» Set problem:
Write out the whole listing again, exactly.
========
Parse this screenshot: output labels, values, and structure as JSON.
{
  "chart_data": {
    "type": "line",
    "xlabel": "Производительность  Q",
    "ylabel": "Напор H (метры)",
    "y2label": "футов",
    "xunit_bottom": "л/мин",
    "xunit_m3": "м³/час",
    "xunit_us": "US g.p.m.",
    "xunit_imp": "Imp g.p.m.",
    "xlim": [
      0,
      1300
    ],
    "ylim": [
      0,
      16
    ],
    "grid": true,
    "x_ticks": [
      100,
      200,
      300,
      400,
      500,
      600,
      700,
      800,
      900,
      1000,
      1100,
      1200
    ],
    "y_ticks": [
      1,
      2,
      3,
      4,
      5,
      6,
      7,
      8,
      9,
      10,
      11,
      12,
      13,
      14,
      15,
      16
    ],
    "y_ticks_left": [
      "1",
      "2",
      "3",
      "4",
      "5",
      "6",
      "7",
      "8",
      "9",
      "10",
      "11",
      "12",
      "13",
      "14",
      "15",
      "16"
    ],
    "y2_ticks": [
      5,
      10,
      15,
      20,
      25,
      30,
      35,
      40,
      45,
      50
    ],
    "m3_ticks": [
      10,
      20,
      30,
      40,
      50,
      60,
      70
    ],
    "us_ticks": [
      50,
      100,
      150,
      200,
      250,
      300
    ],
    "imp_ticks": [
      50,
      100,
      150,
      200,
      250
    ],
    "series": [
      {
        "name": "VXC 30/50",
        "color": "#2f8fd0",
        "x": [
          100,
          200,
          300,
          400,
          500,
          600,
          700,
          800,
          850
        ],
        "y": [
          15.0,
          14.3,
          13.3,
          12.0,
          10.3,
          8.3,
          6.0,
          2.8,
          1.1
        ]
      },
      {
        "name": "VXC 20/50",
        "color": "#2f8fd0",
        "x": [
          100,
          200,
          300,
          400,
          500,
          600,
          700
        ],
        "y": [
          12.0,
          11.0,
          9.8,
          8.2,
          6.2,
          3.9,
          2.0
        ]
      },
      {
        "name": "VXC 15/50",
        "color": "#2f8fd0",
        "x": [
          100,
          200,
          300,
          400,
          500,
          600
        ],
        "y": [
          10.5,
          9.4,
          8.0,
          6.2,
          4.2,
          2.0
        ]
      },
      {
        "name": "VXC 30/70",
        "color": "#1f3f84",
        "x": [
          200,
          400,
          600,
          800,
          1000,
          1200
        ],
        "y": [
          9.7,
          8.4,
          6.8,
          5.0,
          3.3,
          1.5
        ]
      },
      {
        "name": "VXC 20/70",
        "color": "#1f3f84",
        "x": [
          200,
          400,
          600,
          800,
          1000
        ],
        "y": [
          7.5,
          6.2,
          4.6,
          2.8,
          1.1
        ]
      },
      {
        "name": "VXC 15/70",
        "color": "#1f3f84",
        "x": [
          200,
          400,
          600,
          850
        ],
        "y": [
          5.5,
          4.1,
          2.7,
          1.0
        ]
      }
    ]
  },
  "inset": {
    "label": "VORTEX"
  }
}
========
» Output of the task:
Parse this screenshot: output labels, values, and structure as JSON.
{
  "chart_data": {
    "type": "line",
    "xlabel": "Производительность  Q",
    "ylabel": "Напор H (метры)",
    "y2label": "футов",
    "xunit_bottom": "л/мин",
    "xunit_m3": "м³/час",
    "xunit_us": "US g.p.m.",
    "xunit_imp": "Imp g.p.m.",
    "xlim": [
      0,
      1300
    ],
    "ylim": [
      0,
      16
    ],
    "grid": true,
    "x_ticks": [
      100,
      200,
      300,
      400,
      500,
      600,
      700,
      800,
      900,
      1000,
      1100,
      1200
    ],
    "y_ticks": [
      1,
      2,
      3,
      4,
      5,
      6,
      7,
      8,
      9,
      10,
      11,
      12,
      13,
      14,
      15,
      16
    ],
    "y_ticks_left": [
      "1",
      "2",
      "3",
      "4",
      "5",
      "6",
      "7",
      "8",
      "9",
      "10",
      "11",
      "12",
      "13",
      "14",
      "15",
      "16"
    ],
    "y2_ticks": [
      5,
      10,
      15,
      20,
      25,
      30,
      35,
      40,
      45,
      50
    ],
    "m3_ticks": [
      10,
      20,
      30,
      40,
      50,
      60,
      70
    ],
    "us_ticks": [
      50,
      100,
      150,
      200,
      250,
      300
    ],
    "imp_ticks": [
      50,
      100,
      150,
      200,
      250
    ],
    "series": [
      {
        "name": "VXC 30/50",
        "color": "#2f8fd0",
        "x": [
          100,
          200,
          300,
          400,
          500,
          600,
          700,
          800,
          850
        ],
        "y": [
          15.0,
          14.3,
          13.3,
          12.0,
          10.3,
          8.3,
          6.0,
          2.8,
          1.1
        ]
      },
      {
        "name": "VXC 20/50",
        "color": "#2f8fd0",
        "x": [
          100,
          200,
          300,
          400,
          500,
          600,
          700
        ],
        "y": [
          12.0,
          11.0,
          9.8,
          8.2,
          6.2,
          3.9,
          2.0
        ]
      },
      {
        "name": "VXC 15/50",
        "color": "#2f8fd0",
        "x": [
          100,
          200,
          300,
          400,
          500,
          600
        ],
        "y": [
          10.5,
          9.4,
          8.0,
          6.2,
          4.2,
          2.0
        ]
      },
      {
        "name": "VXC 30/70",
        "color": "#1f3f84",
        "x": [
          200,
          400,
          600,
          800,
          1000,
          1200
        ],
        "y": [
          9.7,
          8.4,
          6.8,
          5.0,
          3.3,
          1.5
        ]
      },
      {
        "name": "VXC 20/70",
        "color": "#1f3f84",
        "x": [
          200,
          400,
          600,
          800,
          1000
        ],
        "y": [
          7.5,
          6.2,
          4.6,
          2.8,
          1.1
        ]
      },
      {
        "name": "VXC 15/70",
        "color": "#1f3f84",
        "x": [
          200,
          400,
          600,
          850
        ],
        "y": [
          5.5,
          4.1,
          2.7,
          1.0
        ]
      }
    ]
  },
  "inset": {
    "label": "VORTEX"
  }
}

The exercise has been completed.